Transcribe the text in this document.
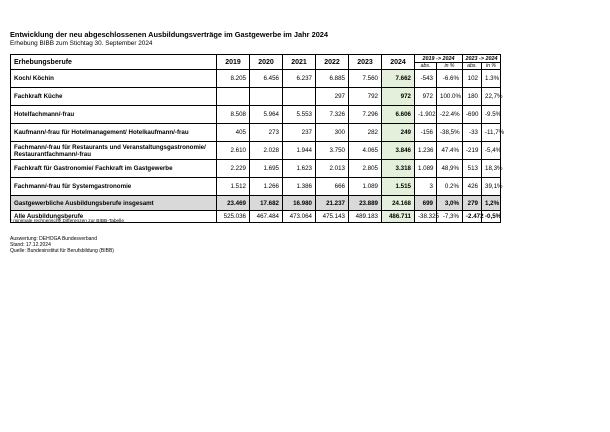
Entwicklung der neu abgeschlossenen Ausbildungsverträge im Gastgewerbe im Jahr 2024
Erhebung BIBB zum Stichtag 30. September 2024
Erhebungsberufe	2019	2020	2021	2022	2023	2024	2019 -> 2024		2023 -> 2024	
							abs.	in %	abs.	in %
Koch/ Köchin	8.205	6.456	6.237	6.885	7.560	7.662	-543	-6.6%	102	1.3%
Fachkraft Küche				297	792	972	972	100.0%	180	22,7%
Hotelfachmann/-frau	8.508	5.964	5.553	7.326	7.296	6.606	-1.902	-22.4%	-690	-9.5%
Kaufmann/-frau für Hotelmanagement/ Hotelkaufmann/-frau	405	273	237	300	282	249	-156	-38,5%	-33	-11,7%
Fachmann/-frau für Restaurants und Veranstaltungsgastronomie/ Restaurantfachmann/-frau	2.610	2.028	1.944	3.750	4.065	3.846	1.236	47.4%	-219	-5,4%
Fachkraft für Gastronomie/ Fachkraft im Gastgewerbe	2.229	1.695	1.623	2.013	2.805	3.318	1.089	48,9%	513	18,3%
Fachmann/-frau für Systemgastronomie	1.512	1.266	1.386	666	1.089	1.515	3	0.2%	426	39,1%
Gastgewerbliche Ausbildungsberufe insgesamt	23.469	17.682	16.980	21.237	23.889	24.168	699	3,0%	279	1,2%
Alle Ausbildungsberufe	525.036	467.484	473.064	475.143	489.183	486.711	-38.325	-7,3%	-2.472	-0,5%
* minimale rechnerische Differenzen zur BIBB-Tabelle
Auswertung: DEHOGA Bundesverband
Stand: 17.12.2024
Quelle: Bundesinstitut für Berufsbildung (BIBB)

TASK BRIEF: In the entries above, find every line holding the word "Gastgewerbe" and copy it out.

TASK RESULT:
Entwicklung der neu abgeschlossenen Ausbildungsverträge im Gastgewerbe im Jahr 2024
Fachkraft für Gastronomie/ Fachkraft im Gastgewerbe	2.229	1.695	1.623	2.013	2.805	3.318	1.089	48,9%	513	18,3%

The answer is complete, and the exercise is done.